## START

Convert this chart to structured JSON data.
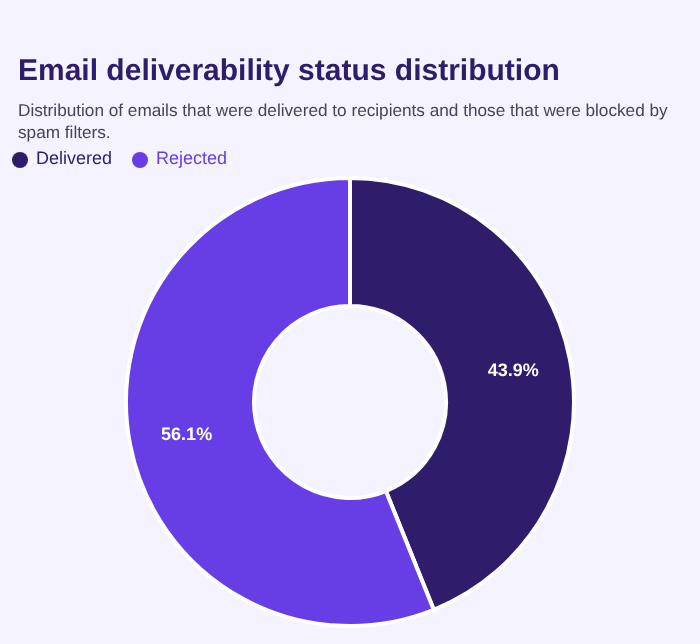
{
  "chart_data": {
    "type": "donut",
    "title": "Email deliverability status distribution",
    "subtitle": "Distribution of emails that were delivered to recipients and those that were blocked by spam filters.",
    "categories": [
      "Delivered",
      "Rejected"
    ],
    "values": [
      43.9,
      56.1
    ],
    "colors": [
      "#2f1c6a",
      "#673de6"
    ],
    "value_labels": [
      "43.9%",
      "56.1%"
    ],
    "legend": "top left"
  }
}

## END
## START

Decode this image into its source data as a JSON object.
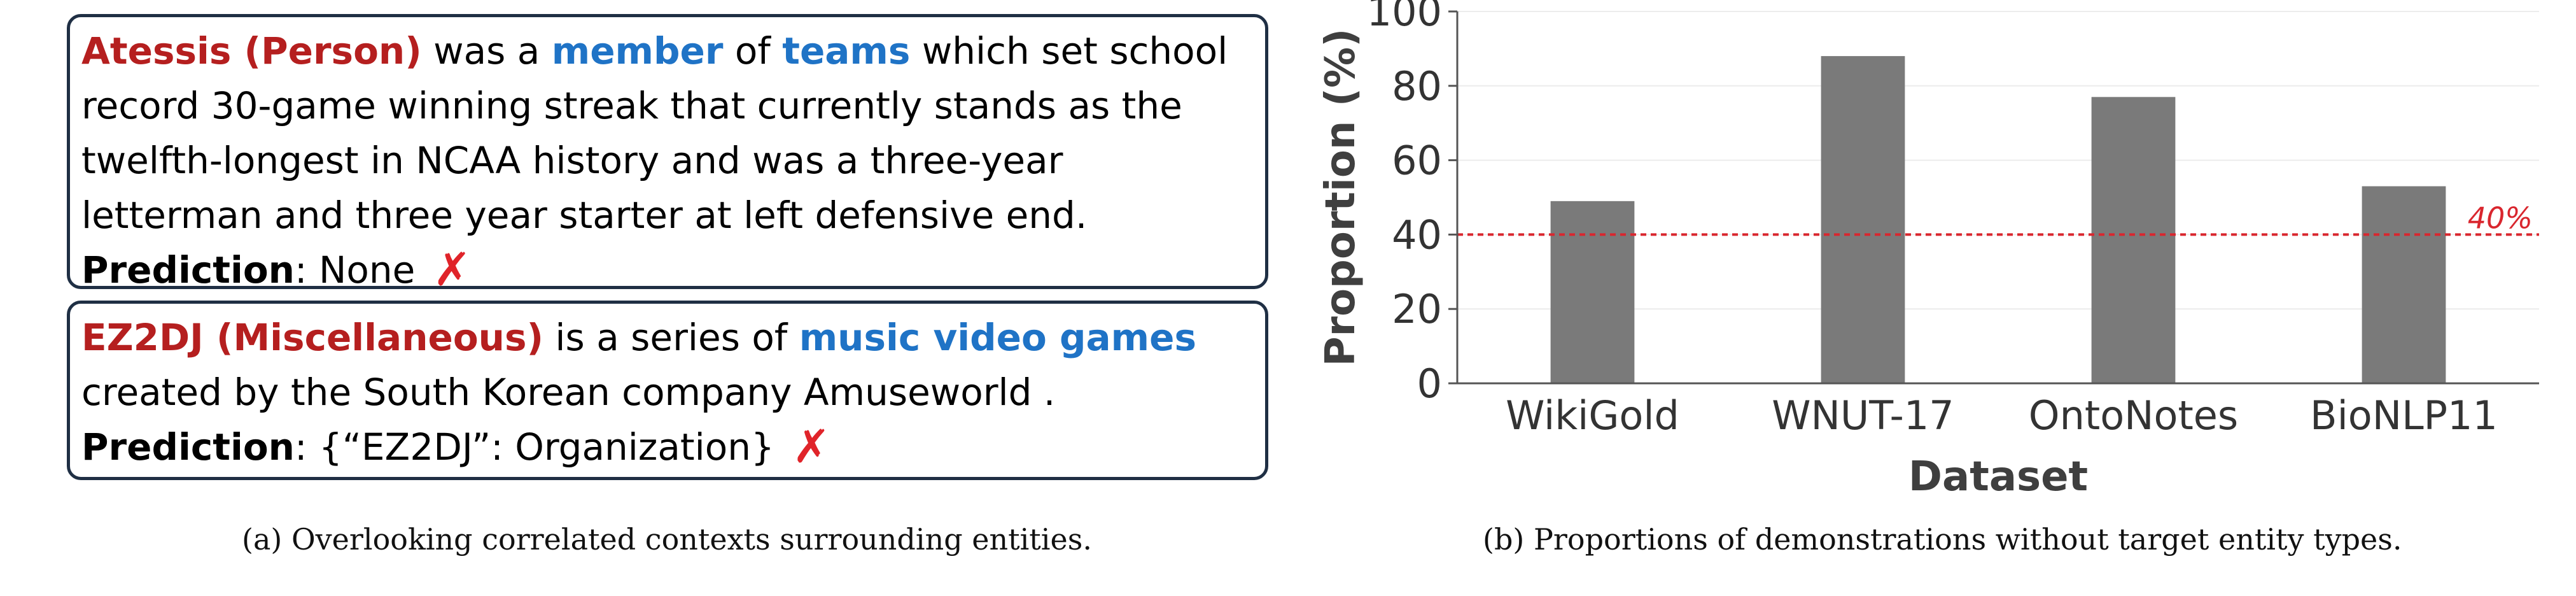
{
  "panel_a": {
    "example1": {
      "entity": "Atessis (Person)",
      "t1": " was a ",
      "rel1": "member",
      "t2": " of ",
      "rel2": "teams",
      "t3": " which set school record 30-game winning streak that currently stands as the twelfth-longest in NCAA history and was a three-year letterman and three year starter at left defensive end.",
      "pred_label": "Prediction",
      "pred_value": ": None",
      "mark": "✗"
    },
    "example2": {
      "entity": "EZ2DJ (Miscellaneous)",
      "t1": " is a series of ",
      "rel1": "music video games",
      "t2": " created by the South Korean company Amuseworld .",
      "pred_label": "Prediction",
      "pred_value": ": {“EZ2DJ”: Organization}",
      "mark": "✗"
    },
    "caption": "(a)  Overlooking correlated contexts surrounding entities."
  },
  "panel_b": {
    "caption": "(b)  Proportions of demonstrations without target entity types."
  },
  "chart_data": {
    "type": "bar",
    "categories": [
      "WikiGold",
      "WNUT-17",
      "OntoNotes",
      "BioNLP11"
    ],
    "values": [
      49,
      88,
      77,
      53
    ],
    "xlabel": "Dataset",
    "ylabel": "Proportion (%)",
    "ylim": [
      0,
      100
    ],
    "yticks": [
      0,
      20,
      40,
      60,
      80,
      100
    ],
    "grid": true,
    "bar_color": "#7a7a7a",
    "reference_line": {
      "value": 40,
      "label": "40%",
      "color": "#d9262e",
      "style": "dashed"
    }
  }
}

## END

◆ **WHAT IS BEING ASKED**
Each line above that includes "this" should be shown.

◆ **RESULT BELOW**
Convert this chart to structured JSON data.
Decode this image into its source data as a JSON object.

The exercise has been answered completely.